_Description of the task:_
Copy out all the lines in the records that include the word "JEEVAN".

....

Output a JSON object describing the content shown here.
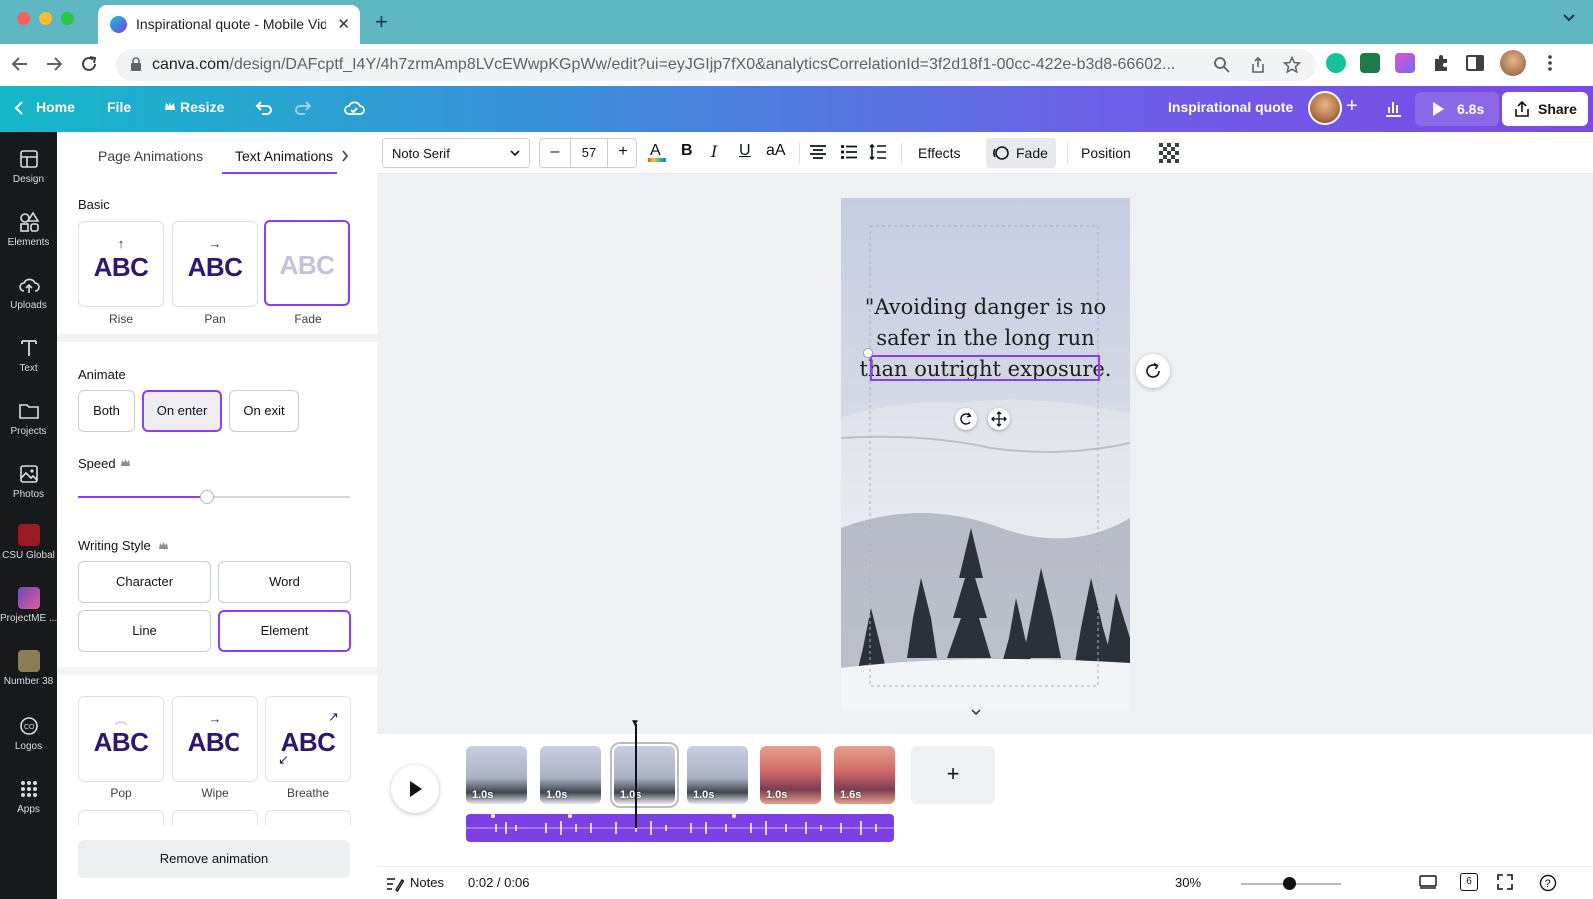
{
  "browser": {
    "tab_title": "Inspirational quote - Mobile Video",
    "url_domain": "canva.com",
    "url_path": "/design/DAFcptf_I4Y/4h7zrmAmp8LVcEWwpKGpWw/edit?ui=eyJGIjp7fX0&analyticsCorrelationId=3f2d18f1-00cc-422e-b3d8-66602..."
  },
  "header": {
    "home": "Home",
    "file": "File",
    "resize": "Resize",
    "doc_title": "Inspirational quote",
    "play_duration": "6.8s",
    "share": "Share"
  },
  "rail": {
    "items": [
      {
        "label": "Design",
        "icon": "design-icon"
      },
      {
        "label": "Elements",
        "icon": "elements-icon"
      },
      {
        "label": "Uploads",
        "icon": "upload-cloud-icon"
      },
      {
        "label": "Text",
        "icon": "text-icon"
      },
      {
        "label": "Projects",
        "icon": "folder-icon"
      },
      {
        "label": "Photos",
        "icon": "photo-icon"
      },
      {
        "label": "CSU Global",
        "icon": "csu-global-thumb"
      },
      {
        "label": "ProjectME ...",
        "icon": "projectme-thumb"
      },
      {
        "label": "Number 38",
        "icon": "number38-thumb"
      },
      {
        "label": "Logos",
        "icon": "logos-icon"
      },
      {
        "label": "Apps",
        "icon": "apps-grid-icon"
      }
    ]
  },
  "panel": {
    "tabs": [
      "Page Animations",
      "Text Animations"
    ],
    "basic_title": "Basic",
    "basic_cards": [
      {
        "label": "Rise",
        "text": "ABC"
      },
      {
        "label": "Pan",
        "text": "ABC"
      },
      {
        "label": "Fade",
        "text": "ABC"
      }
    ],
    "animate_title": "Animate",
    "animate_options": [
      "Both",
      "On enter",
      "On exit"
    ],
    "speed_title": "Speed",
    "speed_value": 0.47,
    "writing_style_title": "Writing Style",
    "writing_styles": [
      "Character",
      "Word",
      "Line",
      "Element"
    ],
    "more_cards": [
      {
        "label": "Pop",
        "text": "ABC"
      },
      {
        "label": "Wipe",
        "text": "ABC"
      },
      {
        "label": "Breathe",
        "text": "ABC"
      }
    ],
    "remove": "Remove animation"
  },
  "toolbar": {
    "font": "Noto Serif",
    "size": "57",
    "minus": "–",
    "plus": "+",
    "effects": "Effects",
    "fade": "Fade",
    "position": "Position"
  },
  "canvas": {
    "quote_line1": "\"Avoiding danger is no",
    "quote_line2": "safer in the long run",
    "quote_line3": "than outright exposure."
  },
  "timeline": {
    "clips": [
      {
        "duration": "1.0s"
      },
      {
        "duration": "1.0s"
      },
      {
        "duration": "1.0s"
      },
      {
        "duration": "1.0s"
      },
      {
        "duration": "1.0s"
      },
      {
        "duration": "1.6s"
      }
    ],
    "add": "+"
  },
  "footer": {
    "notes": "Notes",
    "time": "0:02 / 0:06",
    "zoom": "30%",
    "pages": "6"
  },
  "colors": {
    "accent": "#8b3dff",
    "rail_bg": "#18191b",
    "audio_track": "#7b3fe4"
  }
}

....

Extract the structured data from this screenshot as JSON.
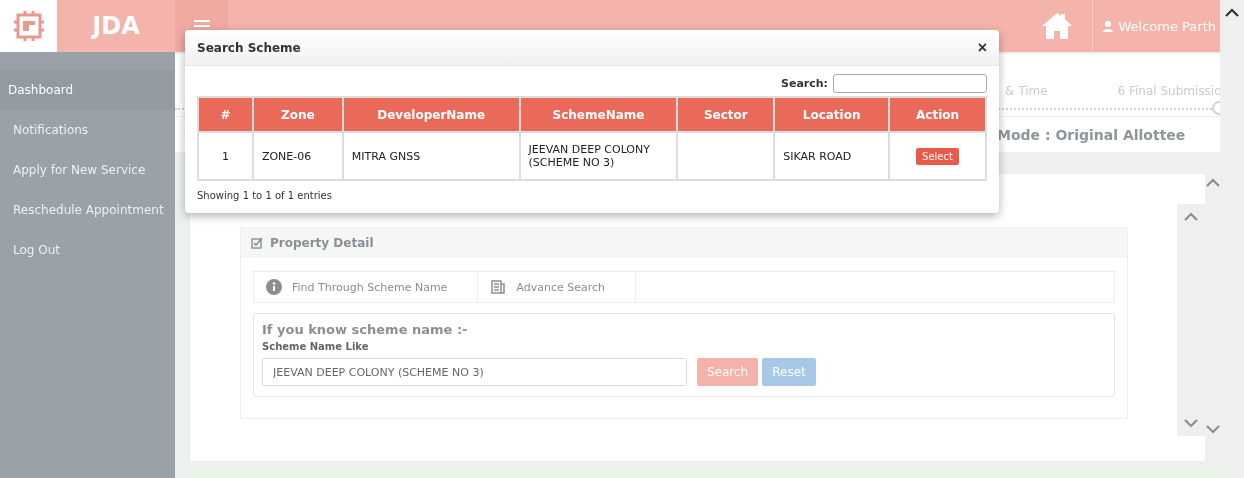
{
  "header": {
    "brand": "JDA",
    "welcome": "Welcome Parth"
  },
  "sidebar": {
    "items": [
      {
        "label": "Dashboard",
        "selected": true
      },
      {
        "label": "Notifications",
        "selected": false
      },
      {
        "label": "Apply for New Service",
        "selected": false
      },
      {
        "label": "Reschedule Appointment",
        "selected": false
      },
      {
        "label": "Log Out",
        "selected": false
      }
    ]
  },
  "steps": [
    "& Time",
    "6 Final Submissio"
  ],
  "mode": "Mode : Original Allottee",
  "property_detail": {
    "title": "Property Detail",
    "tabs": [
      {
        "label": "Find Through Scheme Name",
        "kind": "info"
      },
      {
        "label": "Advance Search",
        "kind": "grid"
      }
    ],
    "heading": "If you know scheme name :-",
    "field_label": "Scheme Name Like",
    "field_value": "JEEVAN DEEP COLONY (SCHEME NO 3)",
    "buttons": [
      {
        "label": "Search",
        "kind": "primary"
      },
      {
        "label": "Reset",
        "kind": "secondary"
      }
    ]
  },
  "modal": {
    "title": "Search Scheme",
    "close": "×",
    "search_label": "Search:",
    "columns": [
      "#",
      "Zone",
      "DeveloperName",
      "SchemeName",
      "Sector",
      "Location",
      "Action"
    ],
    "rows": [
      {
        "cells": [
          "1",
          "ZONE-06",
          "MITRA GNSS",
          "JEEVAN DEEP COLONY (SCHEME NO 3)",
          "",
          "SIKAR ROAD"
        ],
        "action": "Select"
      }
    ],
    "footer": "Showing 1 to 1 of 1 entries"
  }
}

....

_Final answer:_
    "field_value": "JEEVAN DEEP COLONY (SCHEME NO 3)",
          "JEEVAN DEEP COLONY (SCHEME NO 3)",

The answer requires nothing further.